### Exercise
Reproduce all the lines below exactly and omit the images.

(Data items)

* * * * * * * * *

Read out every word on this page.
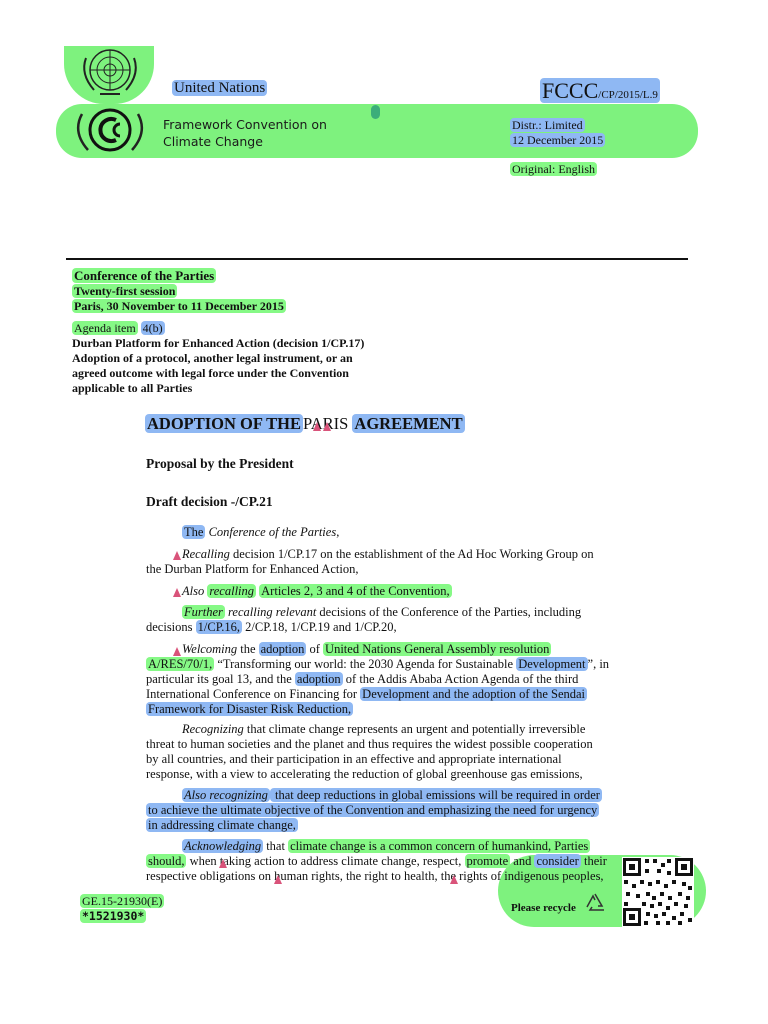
United Nations	FCCC/CP/2015/L.9
Framework Convention on
Climate Change
Distr.: Limited
12 December 2015
Original: English
Conference of the Parties
Twenty-first session
Paris, 30 November to 11 December 2015
Agenda item 4(b)
Durban Platform for Enhanced Action (decision 1/CP.17)
Adoption of a protocol, another legal instrument, or an
agreed outcome with legal force under the Convention
applicable to all Parties
ADOPTION OF THE PARIS AGREEMENT
Proposal by the President
Draft decision -/CP.21
The Conference of the Parties,
Recalling decision 1/CP.17 on the establishment of the Ad Hoc Working Group on
the Durban Platform for Enhanced Action,
Also recalling Articles 2, 3 and 4 of the Convention,
Further recalling relevant decisions of the Conference of the Parties, including
decisions 1/CP.16, 2/CP.18, 1/CP.19 and 1/CP.20,
Welcoming the adoption of United Nations General Assembly resolution
A/RES/70/1, “Transforming our world: the 2030 Agenda for Sustainable Development ”, in
particular its goal 13, and the adoption of the Addis Ababa Action Agenda of the third
International Conference on Financing for Development and the adoption of the Sendai
Framework for Disaster Risk Reduction,
Recognizing that climate change represents an urgent and potentially irreversible
threat to human societies and the planet and thus requires the widest possible cooperation
by all countries, and their participation in an effective and appropriate international
response, with a view to accelerating the reduction of global greenhouse gas emissions,
Also recognizing that deep reductions in global emissions will be required in order
to achieve the ultimate objective of the Convention and emphasizing the need for urgency
in addressing climate change,
Acknowledging that climate change is a common concern of humankind, Parties
should, when taking action to address climate change, respect, promote and consider their
respective obligations on human rights, the right to health, the rights of indigenous peoples,
GE.15-21930(E)
*1521930*
Please recycle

* * * * * * * * *

### Exercise answer
Read out every word on this page.
United Nations	FCCC/CP/2015/L.9
Framework Convention on
Climate Change
Distr.: Limited
12 December 2015
Original: English
Conference of the Parties
Twenty-first session
Paris, 30 November to 11 December 2015
Agenda item 4(b)
Durban Platform for Enhanced Action (decision 1/CP.17)
Adoption of a protocol, another legal instrument, or an
agreed outcome with legal force under the Convention
applicable to all Parties
ADOPTION OF THE PARIS AGREEMENT
Proposal by the President
Draft decision -/CP.21
The Conference of the Parties,
Recalling decision 1/CP.17 on the establishment of the Ad Hoc Working Group on
the Durban Platform for Enhanced Action,
Also recalling Articles 2, 3 and 4 of the Convention,
Further recalling relevant decisions of the Conference of the Parties, including
decisions 1/CP.16, 2/CP.18, 1/CP.19 and 1/CP.20,
Welcoming the adoption of United Nations General Assembly resolution
A/RES/70/1, “Transforming our world: the 2030 Agenda for Sustainable Development ”, in
particular its goal 13, and the adoption of the Addis Ababa Action Agenda of the third
International Conference on Financing for Development and the adoption of the Sendai
Framework for Disaster Risk Reduction,
Recognizing that climate change represents an urgent and potentially irreversible
threat to human societies and the planet and thus requires the widest possible cooperation
by all countries, and their participation in an effective and appropriate international
response, with a view to accelerating the reduction of global greenhouse gas emissions,
Also recognizing that deep reductions in global emissions will be required in order
to achieve the ultimate objective of the Convention and emphasizing the need for urgency
in addressing climate change,
Acknowledging that climate change is a common concern of humankind, Parties
should, when taking action to address climate change, respect, promote and consider their
respective obligations on human rights, the right to health, the rights of indigenous peoples,
GE.15-21930(E)
*1521930*
Please recycle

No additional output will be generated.